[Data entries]

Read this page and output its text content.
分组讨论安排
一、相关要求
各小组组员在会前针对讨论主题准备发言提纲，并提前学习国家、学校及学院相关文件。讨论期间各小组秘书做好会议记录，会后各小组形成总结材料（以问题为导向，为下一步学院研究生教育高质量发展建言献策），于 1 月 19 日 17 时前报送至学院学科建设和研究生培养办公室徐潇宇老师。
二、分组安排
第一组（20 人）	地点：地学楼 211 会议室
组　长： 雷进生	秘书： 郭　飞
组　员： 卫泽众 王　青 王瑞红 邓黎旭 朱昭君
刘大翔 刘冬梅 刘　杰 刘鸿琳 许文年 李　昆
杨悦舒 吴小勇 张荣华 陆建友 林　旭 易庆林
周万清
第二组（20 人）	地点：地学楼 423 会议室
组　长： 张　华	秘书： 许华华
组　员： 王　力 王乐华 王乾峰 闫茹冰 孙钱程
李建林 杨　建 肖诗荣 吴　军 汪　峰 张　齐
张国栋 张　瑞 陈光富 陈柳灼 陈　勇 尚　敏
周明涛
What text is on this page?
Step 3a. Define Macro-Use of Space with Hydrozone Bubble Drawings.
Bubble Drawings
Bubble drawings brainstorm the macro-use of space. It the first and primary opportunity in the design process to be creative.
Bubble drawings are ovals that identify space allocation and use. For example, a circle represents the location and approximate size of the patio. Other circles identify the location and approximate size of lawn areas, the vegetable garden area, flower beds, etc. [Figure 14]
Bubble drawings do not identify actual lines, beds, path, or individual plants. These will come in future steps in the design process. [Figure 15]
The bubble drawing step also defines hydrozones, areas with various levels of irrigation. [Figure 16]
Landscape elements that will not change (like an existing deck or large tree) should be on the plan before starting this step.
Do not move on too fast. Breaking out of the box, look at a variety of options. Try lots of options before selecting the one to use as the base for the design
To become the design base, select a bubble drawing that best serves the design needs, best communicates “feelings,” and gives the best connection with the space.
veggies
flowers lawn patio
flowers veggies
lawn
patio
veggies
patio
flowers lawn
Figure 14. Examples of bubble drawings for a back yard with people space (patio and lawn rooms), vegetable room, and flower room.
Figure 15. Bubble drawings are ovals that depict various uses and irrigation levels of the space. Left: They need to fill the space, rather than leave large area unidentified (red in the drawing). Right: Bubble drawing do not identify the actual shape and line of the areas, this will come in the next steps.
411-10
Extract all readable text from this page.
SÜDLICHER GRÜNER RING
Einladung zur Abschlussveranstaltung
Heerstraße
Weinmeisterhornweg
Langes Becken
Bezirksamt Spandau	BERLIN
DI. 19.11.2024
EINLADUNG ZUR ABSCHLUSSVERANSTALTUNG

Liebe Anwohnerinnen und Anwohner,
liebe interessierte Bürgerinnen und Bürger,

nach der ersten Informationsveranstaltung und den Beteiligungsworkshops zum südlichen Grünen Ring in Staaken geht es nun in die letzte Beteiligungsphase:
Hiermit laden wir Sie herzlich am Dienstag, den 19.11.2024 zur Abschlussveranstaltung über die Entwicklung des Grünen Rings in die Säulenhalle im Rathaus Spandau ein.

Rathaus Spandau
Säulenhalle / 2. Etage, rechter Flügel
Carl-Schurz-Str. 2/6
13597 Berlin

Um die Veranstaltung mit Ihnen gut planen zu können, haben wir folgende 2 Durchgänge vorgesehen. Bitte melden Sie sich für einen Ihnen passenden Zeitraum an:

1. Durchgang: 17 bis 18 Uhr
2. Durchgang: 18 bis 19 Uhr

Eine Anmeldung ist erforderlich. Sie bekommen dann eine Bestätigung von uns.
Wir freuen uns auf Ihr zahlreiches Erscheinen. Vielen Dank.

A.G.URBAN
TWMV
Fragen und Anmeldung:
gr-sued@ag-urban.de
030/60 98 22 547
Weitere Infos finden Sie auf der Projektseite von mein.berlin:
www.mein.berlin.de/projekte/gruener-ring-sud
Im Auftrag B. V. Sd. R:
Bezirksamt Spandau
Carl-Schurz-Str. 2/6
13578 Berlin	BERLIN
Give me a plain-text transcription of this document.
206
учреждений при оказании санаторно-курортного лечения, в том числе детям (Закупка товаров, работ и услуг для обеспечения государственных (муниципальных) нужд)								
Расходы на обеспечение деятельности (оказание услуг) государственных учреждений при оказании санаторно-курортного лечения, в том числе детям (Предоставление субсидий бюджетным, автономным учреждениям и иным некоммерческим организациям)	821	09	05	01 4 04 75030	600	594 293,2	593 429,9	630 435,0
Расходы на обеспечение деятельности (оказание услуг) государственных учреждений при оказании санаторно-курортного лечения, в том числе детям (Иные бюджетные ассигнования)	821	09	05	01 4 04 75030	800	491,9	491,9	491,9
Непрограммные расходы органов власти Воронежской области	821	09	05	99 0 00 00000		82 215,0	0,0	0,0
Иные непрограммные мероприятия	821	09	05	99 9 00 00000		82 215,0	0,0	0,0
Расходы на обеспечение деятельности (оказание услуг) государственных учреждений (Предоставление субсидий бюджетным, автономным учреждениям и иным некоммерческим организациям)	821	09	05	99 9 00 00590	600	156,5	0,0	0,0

**Exercise requirements**
Using the listing above, locate the lines that hold "patio" and copy each one.

**Task result**
Bubble drawings are ovals that identify space allocation and use. For example, a circle represents the location and approximate size of the patio. Other circles identify the location and approximate size of lawn areas, the vegetable garden area, flower beds, etc. [Figure 14]
flowers lawn patio
patio
patio
Figure 14. Examples of bubble drawings for a back yard with people space (patio and lawn rooms), vegetable room, and flower room.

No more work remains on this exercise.